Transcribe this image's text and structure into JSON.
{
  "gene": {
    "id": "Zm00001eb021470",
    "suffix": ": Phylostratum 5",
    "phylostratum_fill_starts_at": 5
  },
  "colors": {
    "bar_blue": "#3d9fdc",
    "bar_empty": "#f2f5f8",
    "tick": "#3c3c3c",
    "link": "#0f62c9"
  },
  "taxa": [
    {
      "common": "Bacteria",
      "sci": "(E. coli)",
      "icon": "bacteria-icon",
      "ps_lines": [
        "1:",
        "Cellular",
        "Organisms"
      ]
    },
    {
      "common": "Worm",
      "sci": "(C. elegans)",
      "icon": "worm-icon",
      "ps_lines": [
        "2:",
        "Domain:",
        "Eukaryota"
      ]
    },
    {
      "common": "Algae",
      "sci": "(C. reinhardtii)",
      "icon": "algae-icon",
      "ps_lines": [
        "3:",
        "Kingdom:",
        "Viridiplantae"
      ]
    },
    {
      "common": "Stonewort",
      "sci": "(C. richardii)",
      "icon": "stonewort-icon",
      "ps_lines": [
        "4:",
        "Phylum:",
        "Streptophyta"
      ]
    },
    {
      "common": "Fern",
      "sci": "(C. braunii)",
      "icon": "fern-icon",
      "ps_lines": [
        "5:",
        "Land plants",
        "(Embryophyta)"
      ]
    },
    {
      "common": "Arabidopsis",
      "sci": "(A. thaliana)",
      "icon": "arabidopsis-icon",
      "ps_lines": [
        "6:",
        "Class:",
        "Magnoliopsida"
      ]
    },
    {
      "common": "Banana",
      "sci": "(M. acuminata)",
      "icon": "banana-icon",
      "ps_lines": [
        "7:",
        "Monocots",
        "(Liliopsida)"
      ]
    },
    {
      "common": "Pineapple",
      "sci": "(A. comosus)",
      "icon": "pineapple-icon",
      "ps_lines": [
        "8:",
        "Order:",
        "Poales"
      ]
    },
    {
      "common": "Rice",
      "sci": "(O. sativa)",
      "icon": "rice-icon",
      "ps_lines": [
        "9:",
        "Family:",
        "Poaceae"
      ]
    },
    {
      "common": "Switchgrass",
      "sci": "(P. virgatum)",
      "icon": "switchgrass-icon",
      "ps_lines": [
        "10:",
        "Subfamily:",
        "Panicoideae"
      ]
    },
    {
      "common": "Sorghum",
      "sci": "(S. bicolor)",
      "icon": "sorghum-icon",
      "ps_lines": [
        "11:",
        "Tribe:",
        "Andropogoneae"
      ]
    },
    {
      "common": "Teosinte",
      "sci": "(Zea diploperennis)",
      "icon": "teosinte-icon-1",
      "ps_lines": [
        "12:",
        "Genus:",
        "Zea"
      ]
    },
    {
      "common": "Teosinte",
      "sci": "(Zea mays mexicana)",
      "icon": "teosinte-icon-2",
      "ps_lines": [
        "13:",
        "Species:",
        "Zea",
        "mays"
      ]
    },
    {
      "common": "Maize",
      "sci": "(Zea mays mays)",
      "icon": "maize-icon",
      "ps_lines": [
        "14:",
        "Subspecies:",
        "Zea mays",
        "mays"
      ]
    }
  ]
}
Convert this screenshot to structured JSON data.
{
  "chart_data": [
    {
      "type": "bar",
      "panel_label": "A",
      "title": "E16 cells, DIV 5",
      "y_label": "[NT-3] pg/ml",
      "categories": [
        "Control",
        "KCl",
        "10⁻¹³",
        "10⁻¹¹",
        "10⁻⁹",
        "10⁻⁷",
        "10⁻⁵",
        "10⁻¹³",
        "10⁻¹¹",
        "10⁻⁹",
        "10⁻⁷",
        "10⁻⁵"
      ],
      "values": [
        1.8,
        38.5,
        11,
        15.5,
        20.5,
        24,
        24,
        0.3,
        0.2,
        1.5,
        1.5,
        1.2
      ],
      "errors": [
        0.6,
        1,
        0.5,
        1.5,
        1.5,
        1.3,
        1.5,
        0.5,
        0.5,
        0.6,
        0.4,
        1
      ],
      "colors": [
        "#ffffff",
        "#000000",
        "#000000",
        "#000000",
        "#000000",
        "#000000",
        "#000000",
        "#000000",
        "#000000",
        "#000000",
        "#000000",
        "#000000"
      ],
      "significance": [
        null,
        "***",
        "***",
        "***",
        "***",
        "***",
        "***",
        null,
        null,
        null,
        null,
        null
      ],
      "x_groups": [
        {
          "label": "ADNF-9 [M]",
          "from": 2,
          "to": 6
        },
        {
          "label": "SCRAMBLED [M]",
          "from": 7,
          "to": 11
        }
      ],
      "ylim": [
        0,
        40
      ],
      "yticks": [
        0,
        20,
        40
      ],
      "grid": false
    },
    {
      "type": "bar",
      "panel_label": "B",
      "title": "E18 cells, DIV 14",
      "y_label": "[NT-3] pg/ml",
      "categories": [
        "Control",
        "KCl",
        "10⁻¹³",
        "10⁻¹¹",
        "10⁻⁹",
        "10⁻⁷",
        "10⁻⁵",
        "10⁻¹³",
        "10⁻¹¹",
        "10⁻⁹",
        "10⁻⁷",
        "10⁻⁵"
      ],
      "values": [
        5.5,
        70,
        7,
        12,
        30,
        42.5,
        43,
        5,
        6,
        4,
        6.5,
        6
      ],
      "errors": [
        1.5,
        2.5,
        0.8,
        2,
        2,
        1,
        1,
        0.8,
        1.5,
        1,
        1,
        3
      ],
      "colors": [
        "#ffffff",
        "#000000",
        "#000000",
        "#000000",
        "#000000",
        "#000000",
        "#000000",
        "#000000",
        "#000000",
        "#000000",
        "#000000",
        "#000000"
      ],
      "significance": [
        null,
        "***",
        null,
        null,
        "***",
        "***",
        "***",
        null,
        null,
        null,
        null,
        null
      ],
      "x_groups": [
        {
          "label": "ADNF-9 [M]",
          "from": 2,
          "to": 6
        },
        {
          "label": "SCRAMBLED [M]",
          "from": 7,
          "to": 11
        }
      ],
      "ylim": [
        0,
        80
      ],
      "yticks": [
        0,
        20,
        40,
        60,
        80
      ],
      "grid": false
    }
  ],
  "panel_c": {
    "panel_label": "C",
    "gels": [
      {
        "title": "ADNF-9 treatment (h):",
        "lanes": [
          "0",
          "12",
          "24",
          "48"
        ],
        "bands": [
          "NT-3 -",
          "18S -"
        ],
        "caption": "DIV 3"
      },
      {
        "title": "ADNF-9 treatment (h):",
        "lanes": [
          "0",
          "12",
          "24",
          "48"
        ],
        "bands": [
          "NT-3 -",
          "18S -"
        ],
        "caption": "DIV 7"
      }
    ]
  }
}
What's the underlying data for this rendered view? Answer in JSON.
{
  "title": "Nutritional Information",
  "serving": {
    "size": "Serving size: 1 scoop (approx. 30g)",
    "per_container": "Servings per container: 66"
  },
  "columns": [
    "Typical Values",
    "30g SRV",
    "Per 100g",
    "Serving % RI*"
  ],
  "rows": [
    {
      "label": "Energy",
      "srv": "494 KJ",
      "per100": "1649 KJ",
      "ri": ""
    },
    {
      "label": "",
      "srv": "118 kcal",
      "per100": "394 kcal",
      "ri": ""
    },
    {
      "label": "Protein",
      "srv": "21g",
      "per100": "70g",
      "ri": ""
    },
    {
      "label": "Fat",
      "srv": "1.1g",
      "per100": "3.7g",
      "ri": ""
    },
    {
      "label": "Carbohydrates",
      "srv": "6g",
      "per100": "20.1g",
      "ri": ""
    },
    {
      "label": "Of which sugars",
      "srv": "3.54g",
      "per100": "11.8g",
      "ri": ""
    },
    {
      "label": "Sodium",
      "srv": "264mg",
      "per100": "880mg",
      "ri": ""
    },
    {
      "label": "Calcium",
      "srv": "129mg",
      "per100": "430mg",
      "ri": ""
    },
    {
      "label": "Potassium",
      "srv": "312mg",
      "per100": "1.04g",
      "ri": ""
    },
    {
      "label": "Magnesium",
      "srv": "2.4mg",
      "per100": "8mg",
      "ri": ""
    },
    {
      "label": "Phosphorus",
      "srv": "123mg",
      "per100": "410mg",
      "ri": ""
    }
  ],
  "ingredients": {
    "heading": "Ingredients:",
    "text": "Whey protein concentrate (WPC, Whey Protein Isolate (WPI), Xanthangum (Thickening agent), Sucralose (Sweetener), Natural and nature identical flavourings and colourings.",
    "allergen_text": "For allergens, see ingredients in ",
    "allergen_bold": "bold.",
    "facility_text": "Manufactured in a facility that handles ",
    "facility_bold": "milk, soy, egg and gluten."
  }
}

────

### Problem statement
Show every line of the material that includes the string "cells".

### Response to the task
      "title": "E16 cells, DIV 5",
      "title": "E18 cells, DIV 14",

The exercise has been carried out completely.